▶ _What the exercise asks_: Show every line in the entries below where the word "watermark" appears.

▶ _Entries from a dataset_:
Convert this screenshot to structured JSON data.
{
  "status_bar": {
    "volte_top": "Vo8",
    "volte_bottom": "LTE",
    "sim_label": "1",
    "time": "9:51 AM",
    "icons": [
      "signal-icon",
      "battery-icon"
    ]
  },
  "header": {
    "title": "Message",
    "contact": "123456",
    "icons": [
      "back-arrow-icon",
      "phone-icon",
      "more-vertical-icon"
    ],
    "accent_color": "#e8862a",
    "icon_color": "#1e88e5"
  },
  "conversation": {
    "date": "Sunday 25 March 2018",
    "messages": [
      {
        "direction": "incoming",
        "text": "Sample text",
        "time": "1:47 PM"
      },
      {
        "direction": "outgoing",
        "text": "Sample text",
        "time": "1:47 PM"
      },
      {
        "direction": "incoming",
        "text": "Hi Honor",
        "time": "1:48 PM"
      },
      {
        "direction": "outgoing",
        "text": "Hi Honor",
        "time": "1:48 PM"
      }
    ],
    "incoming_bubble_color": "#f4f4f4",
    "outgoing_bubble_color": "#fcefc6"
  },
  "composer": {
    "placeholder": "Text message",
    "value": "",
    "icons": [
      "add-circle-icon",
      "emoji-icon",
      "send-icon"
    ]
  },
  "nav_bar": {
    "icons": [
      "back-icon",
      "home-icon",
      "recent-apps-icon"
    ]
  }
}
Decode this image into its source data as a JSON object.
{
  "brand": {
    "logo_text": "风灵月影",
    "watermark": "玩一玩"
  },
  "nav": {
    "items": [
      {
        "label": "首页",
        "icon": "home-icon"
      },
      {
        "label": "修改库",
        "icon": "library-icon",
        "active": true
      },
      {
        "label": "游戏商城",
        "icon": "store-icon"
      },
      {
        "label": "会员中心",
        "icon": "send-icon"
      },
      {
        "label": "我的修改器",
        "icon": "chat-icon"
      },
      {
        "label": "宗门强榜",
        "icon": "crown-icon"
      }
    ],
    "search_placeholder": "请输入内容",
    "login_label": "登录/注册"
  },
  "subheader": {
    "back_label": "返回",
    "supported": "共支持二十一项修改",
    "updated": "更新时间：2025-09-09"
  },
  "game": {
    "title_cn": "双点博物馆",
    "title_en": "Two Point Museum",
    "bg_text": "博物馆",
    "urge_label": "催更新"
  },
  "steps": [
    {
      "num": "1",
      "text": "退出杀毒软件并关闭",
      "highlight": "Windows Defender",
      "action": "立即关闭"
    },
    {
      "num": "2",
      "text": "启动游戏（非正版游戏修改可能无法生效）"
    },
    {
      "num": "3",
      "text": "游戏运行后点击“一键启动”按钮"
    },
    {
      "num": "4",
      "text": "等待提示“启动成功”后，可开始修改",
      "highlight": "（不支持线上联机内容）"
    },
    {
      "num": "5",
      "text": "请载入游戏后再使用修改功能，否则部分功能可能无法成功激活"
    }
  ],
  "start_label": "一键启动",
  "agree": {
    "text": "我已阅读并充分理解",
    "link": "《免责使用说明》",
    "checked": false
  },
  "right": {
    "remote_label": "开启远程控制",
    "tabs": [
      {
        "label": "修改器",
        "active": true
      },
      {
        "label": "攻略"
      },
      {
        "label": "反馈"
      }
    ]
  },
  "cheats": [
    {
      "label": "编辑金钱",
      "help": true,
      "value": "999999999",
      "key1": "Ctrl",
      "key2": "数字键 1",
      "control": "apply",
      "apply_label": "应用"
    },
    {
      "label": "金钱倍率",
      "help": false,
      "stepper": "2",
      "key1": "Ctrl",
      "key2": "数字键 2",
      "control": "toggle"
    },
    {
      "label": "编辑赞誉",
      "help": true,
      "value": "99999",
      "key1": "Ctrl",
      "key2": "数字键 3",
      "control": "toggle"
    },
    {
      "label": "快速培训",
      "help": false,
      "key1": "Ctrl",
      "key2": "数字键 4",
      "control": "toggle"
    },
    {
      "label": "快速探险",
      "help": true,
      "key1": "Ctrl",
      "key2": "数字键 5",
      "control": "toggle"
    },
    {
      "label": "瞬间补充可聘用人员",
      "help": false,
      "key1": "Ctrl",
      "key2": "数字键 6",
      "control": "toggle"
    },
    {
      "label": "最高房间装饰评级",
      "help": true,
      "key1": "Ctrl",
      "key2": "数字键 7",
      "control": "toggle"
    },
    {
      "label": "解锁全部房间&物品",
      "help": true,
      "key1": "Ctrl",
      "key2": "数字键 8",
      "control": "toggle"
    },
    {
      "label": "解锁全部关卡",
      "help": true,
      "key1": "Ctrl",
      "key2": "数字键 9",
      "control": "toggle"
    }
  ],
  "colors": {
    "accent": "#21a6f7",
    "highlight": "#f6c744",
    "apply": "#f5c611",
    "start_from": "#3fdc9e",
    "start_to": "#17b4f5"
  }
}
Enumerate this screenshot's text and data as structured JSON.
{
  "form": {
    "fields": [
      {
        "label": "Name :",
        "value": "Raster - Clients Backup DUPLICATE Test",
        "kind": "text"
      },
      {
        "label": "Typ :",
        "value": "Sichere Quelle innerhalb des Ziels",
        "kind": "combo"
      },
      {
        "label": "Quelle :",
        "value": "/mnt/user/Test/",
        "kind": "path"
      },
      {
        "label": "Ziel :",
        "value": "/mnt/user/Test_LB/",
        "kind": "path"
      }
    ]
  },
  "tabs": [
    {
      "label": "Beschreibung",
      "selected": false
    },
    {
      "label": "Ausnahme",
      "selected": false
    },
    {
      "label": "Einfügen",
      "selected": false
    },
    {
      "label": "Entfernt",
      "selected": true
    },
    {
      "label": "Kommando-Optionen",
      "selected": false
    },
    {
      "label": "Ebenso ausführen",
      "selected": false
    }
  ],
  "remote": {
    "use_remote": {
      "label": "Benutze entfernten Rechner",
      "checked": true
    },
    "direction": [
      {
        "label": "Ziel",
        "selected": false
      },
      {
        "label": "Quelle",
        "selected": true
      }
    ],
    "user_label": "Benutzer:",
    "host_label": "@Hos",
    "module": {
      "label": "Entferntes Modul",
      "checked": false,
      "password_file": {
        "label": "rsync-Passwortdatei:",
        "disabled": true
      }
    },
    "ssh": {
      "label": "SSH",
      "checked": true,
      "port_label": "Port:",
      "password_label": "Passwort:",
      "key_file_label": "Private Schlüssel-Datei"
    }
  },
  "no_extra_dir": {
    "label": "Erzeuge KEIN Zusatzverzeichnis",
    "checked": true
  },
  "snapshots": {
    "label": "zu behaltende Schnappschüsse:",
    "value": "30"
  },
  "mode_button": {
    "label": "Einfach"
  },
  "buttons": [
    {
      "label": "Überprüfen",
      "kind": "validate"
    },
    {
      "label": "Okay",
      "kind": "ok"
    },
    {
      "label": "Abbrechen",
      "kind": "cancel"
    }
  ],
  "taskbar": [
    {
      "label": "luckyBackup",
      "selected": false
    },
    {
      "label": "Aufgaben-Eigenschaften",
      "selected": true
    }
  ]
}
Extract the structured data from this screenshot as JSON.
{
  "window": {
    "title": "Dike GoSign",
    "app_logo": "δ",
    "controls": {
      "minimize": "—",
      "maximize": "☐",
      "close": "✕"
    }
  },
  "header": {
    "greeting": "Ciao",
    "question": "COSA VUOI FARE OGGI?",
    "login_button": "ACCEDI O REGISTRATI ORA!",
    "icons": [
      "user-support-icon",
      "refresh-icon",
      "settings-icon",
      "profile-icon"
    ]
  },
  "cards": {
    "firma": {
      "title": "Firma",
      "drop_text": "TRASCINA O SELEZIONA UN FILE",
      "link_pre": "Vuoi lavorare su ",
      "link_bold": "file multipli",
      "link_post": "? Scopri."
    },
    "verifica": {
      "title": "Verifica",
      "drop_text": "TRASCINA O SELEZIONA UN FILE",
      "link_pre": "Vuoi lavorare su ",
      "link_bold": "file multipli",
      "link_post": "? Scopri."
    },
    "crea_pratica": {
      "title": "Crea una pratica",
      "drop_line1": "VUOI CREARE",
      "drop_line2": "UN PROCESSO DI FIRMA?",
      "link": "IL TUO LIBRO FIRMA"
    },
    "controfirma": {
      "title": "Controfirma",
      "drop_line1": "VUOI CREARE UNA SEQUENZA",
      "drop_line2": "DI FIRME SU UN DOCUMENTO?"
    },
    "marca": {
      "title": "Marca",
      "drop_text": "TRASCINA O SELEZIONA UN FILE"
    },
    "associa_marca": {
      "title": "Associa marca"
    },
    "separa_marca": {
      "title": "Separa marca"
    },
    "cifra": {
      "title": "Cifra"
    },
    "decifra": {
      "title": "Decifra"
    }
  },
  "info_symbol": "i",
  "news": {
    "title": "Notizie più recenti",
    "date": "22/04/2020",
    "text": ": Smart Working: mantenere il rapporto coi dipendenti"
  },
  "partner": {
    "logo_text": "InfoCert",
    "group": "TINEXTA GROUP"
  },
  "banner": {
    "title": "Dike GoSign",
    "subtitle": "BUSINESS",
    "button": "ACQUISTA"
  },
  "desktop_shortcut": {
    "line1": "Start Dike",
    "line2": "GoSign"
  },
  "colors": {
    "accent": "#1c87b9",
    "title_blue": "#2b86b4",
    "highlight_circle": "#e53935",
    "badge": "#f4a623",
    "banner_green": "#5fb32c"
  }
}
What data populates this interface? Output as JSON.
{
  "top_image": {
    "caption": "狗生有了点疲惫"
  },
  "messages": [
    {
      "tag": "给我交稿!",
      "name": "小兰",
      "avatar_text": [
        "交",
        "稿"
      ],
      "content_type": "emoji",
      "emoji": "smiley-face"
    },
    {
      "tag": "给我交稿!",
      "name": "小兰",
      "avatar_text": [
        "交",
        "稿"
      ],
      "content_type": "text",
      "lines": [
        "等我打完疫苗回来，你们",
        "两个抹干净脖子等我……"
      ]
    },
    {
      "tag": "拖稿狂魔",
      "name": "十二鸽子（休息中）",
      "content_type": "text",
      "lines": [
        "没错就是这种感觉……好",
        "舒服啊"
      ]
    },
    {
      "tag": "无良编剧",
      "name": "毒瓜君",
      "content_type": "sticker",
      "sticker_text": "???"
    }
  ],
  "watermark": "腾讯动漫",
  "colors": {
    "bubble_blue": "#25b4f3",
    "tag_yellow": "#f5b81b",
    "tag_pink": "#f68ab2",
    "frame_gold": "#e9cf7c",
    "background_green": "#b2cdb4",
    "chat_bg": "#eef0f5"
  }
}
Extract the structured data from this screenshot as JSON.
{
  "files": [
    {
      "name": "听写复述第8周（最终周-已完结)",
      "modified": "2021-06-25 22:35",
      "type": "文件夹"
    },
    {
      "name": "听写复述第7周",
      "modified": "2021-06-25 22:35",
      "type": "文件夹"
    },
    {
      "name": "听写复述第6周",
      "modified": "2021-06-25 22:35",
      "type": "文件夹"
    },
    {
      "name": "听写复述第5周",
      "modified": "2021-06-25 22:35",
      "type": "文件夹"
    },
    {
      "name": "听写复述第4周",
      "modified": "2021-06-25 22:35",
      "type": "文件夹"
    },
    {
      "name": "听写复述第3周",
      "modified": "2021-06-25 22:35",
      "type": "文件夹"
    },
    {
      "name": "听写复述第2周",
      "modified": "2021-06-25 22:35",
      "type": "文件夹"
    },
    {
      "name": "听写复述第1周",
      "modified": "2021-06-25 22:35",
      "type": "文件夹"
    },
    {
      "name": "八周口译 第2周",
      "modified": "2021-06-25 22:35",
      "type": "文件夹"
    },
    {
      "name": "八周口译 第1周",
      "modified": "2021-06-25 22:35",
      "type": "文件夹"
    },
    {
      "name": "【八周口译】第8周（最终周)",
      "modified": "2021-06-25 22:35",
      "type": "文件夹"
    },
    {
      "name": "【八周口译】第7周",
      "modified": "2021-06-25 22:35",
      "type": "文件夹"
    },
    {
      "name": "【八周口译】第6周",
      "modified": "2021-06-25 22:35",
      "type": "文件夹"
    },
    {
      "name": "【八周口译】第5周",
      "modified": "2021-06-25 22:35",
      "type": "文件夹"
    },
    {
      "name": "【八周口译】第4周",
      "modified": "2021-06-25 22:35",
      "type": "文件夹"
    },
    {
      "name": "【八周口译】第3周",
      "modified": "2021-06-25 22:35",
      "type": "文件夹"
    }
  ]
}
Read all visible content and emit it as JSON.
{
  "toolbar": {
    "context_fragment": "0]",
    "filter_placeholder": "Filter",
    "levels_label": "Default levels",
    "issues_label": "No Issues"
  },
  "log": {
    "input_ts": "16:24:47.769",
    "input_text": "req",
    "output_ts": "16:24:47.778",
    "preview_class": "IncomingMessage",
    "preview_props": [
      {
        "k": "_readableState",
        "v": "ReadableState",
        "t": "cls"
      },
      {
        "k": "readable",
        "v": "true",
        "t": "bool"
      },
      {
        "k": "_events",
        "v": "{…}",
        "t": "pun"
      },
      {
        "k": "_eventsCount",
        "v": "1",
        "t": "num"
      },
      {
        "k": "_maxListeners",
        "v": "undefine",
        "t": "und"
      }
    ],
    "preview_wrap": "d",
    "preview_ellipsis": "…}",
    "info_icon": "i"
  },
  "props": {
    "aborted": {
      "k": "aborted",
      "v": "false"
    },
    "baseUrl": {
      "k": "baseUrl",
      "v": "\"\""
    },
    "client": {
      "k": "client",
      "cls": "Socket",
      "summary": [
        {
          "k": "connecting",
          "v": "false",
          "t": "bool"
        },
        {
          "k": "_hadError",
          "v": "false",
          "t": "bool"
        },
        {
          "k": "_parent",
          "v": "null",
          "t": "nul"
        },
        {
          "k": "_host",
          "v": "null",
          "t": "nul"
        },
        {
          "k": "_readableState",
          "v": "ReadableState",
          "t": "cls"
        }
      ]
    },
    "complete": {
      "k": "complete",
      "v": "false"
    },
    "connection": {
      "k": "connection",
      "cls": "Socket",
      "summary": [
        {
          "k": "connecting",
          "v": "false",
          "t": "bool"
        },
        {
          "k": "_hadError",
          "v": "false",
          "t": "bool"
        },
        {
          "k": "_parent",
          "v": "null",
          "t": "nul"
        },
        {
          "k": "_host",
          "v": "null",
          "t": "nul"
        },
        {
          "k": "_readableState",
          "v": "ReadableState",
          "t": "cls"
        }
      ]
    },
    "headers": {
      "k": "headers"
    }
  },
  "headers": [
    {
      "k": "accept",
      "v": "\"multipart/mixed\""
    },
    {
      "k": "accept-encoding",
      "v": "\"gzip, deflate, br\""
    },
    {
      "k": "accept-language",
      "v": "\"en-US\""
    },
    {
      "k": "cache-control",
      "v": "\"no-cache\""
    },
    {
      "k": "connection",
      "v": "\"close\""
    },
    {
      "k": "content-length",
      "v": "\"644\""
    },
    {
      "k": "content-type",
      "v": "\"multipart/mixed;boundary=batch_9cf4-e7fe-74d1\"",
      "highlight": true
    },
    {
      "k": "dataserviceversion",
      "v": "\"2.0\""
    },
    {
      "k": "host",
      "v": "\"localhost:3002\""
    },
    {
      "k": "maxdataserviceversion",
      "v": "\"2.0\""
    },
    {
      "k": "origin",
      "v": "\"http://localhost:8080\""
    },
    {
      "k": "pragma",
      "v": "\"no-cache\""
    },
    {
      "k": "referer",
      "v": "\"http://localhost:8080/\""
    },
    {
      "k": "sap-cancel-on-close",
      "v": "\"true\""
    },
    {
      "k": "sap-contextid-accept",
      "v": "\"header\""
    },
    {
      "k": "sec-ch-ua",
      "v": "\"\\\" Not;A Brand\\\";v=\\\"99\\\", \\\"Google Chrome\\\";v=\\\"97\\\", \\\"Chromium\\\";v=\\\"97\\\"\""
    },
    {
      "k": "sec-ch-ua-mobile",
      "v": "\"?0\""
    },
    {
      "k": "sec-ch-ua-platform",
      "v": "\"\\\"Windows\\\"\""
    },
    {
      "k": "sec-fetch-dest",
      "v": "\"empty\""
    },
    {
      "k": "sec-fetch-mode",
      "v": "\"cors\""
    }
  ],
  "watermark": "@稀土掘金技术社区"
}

▶ _Result of this exercise_:
    "watermark": "玩一玩"
  "watermark": "腾讯动漫",
  "watermark": "@稀土掘金技术社区"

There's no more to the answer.